--- start of LISTING ---

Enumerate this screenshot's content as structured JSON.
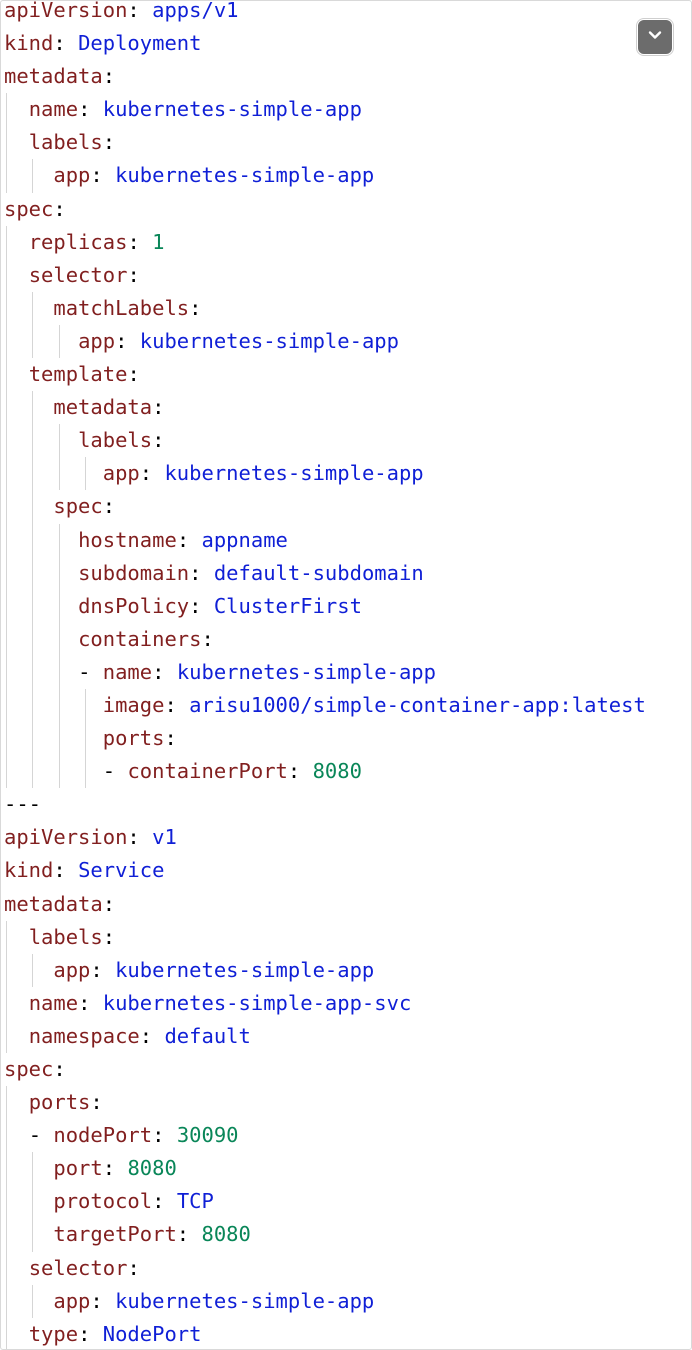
{
  "colors": {
    "key": "#811f1f",
    "string": "#0f1fd6",
    "number": "#098658",
    "punctuation": "#000000",
    "guide": "#d5d5d5",
    "button": "#6c6c6c"
  },
  "toolbar": {
    "collapse_icon": "chevron-down-icon"
  },
  "lines": [
    {
      "indent": 0,
      "key": "apiVersion",
      "value": "apps/v1",
      "vtype": "s"
    },
    {
      "indent": 0,
      "key": "kind",
      "value": "Deployment",
      "vtype": "s"
    },
    {
      "indent": 0,
      "key": "metadata",
      "value": "",
      "vtype": ""
    },
    {
      "indent": 1,
      "key": "name",
      "value": "kubernetes-simple-app",
      "vtype": "s"
    },
    {
      "indent": 1,
      "key": "labels",
      "value": "",
      "vtype": ""
    },
    {
      "indent": 2,
      "key": "app",
      "value": "kubernetes-simple-app",
      "vtype": "s"
    },
    {
      "indent": 0,
      "key": "spec",
      "value": "",
      "vtype": ""
    },
    {
      "indent": 1,
      "key": "replicas",
      "value": "1",
      "vtype": "n"
    },
    {
      "indent": 1,
      "key": "selector",
      "value": "",
      "vtype": ""
    },
    {
      "indent": 2,
      "key": "matchLabels",
      "value": "",
      "vtype": ""
    },
    {
      "indent": 3,
      "key": "app",
      "value": "kubernetes-simple-app",
      "vtype": "s"
    },
    {
      "indent": 1,
      "key": "template",
      "value": "",
      "vtype": ""
    },
    {
      "indent": 2,
      "key": "metadata",
      "value": "",
      "vtype": ""
    },
    {
      "indent": 3,
      "key": "labels",
      "value": "",
      "vtype": ""
    },
    {
      "indent": 4,
      "key": "app",
      "value": "kubernetes-simple-app",
      "vtype": "s"
    },
    {
      "indent": 2,
      "key": "spec",
      "value": "",
      "vtype": ""
    },
    {
      "indent": 3,
      "key": "hostname",
      "value": "appname",
      "vtype": "s"
    },
    {
      "indent": 3,
      "key": "subdomain",
      "value": "default-subdomain",
      "vtype": "s"
    },
    {
      "indent": 3,
      "key": "dnsPolicy",
      "value": "ClusterFirst",
      "vtype": "s"
    },
    {
      "indent": 3,
      "key": "containers",
      "value": "",
      "vtype": ""
    },
    {
      "indent": 3,
      "dash": true,
      "key": "name",
      "value": "kubernetes-simple-app",
      "vtype": "s"
    },
    {
      "indent": 4,
      "key": "image",
      "value": "arisu1000/simple-container-app:latest",
      "vtype": "s"
    },
    {
      "indent": 4,
      "key": "ports",
      "value": "",
      "vtype": ""
    },
    {
      "indent": 4,
      "dash": true,
      "key": "containerPort",
      "value": "8080",
      "vtype": "n"
    },
    {
      "indent": 0,
      "raw": "---"
    },
    {
      "indent": 0,
      "key": "apiVersion",
      "value": "v1",
      "vtype": "s"
    },
    {
      "indent": 0,
      "key": "kind",
      "value": "Service",
      "vtype": "s"
    },
    {
      "indent": 0,
      "key": "metadata",
      "value": "",
      "vtype": ""
    },
    {
      "indent": 1,
      "key": "labels",
      "value": "",
      "vtype": ""
    },
    {
      "indent": 2,
      "key": "app",
      "value": "kubernetes-simple-app",
      "vtype": "s"
    },
    {
      "indent": 1,
      "key": "name",
      "value": "kubernetes-simple-app-svc",
      "vtype": "s"
    },
    {
      "indent": 1,
      "key": "namespace",
      "value": "default",
      "vtype": "s"
    },
    {
      "indent": 0,
      "key": "spec",
      "value": "",
      "vtype": ""
    },
    {
      "indent": 1,
      "key": "ports",
      "value": "",
      "vtype": ""
    },
    {
      "indent": 1,
      "dash": true,
      "key": "nodePort",
      "value": "30090",
      "vtype": "n"
    },
    {
      "indent": 2,
      "key": "port",
      "value": "8080",
      "vtype": "n"
    },
    {
      "indent": 2,
      "key": "protocol",
      "value": "TCP",
      "vtype": "s"
    },
    {
      "indent": 2,
      "key": "targetPort",
      "value": "8080",
      "vtype": "n"
    },
    {
      "indent": 1,
      "key": "selector",
      "value": "",
      "vtype": ""
    },
    {
      "indent": 2,
      "key": "app",
      "value": "kubernetes-simple-app",
      "vtype": "s"
    },
    {
      "indent": 1,
      "key": "type",
      "value": "NodePort",
      "vtype": "s"
    }
  ]
}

--- end of LISTING ---

• PROBLEM DESCRIPTION:
Copy all the data exactly as written, but skip any picture.

• FINAL RESULT:
Enumerate this screenshot's content as structured JSON.
{
  "colors": {
    "key": "#811f1f",
    "string": "#0f1fd6",
    "number": "#098658",
    "punctuation": "#000000",
    "guide": "#d5d5d5",
    "button": "#6c6c6c"
  },
  "toolbar": {
    "collapse_icon": "chevron-down-icon"
  },
  "lines": [
    {
      "indent": 0,
      "key": "apiVersion",
      "value": "apps/v1",
      "vtype": "s"
    },
    {
      "indent": 0,
      "key": "kind",
      "value": "Deployment",
      "vtype": "s"
    },
    {
      "indent": 0,
      "key": "metadata",
      "value": "",
      "vtype": ""
    },
    {
      "indent": 1,
      "key": "name",
      "value": "kubernetes-simple-app",
      "vtype": "s"
    },
    {
      "indent": 1,
      "key": "labels",
      "value": "",
      "vtype": ""
    },
    {
      "indent": 2,
      "key": "app",
      "value": "kubernetes-simple-app",
      "vtype": "s"
    },
    {
      "indent": 0,
      "key": "spec",
      "value": "",
      "vtype": ""
    },
    {
      "indent": 1,
      "key": "replicas",
      "value": "1",
      "vtype": "n"
    },
    {
      "indent": 1,
      "key": "selector",
      "value": "",
      "vtype": ""
    },
    {
      "indent": 2,
      "key": "matchLabels",
      "value": "",
      "vtype": ""
    },
    {
      "indent": 3,
      "key": "app",
      "value": "kubernetes-simple-app",
      "vtype": "s"
    },
    {
      "indent": 1,
      "key": "template",
      "value": "",
      "vtype": ""
    },
    {
      "indent": 2,
      "key": "metadata",
      "value": "",
      "vtype": ""
    },
    {
      "indent": 3,
      "key": "labels",
      "value": "",
      "vtype": ""
    },
    {
      "indent": 4,
      "key": "app",
      "value": "kubernetes-simple-app",
      "vtype": "s"
    },
    {
      "indent": 2,
      "key": "spec",
      "value": "",
      "vtype": ""
    },
    {
      "indent": 3,
      "key": "hostname",
      "value": "appname",
      "vtype": "s"
    },
    {
      "indent": 3,
      "key": "subdomain",
      "value": "default-subdomain",
      "vtype": "s"
    },
    {
      "indent": 3,
      "key": "dnsPolicy",
      "value": "ClusterFirst",
      "vtype": "s"
    },
    {
      "indent": 3,
      "key": "containers",
      "value": "",
      "vtype": ""
    },
    {
      "indent": 3,
      "dash": true,
      "key": "name",
      "value": "kubernetes-simple-app",
      "vtype": "s"
    },
    {
      "indent": 4,
      "key": "image",
      "value": "arisu1000/simple-container-app:latest",
      "vtype": "s"
    },
    {
      "indent": 4,
      "key": "ports",
      "value": "",
      "vtype": ""
    },
    {
      "indent": 4,
      "dash": true,
      "key": "containerPort",
      "value": "8080",
      "vtype": "n"
    },
    {
      "indent": 0,
      "raw": "---"
    },
    {
      "indent": 0,
      "key": "apiVersion",
      "value": "v1",
      "vtype": "s"
    },
    {
      "indent": 0,
      "key": "kind",
      "value": "Service",
      "vtype": "s"
    },
    {
      "indent": 0,
      "key": "metadata",
      "value": "",
      "vtype": ""
    },
    {
      "indent": 1,
      "key": "labels",
      "value": "",
      "vtype": ""
    },
    {
      "indent": 2,
      "key": "app",
      "value": "kubernetes-simple-app",
      "vtype": "s"
    },
    {
      "indent": 1,
      "key": "name",
      "value": "kubernetes-simple-app-svc",
      "vtype": "s"
    },
    {
      "indent": 1,
      "key": "namespace",
      "value": "default",
      "vtype": "s"
    },
    {
      "indent": 0,
      "key": "spec",
      "value": "",
      "vtype": ""
    },
    {
      "indent": 1,
      "key": "ports",
      "value": "",
      "vtype": ""
    },
    {
      "indent": 1,
      "dash": true,
      "key": "nodePort",
      "value": "30090",
      "vtype": "n"
    },
    {
      "indent": 2,
      "key": "port",
      "value": "8080",
      "vtype": "n"
    },
    {
      "indent": 2,
      "key": "protocol",
      "value": "TCP",
      "vtype": "s"
    },
    {
      "indent": 2,
      "key": "targetPort",
      "value": "8080",
      "vtype": "n"
    },
    {
      "indent": 1,
      "key": "selector",
      "value": "",
      "vtype": ""
    },
    {
      "indent": 2,
      "key": "app",
      "value": "kubernetes-simple-app",
      "vtype": "s"
    },
    {
      "indent": 1,
      "key": "type",
      "value": "NodePort",
      "vtype": "s"
    }
  ]
}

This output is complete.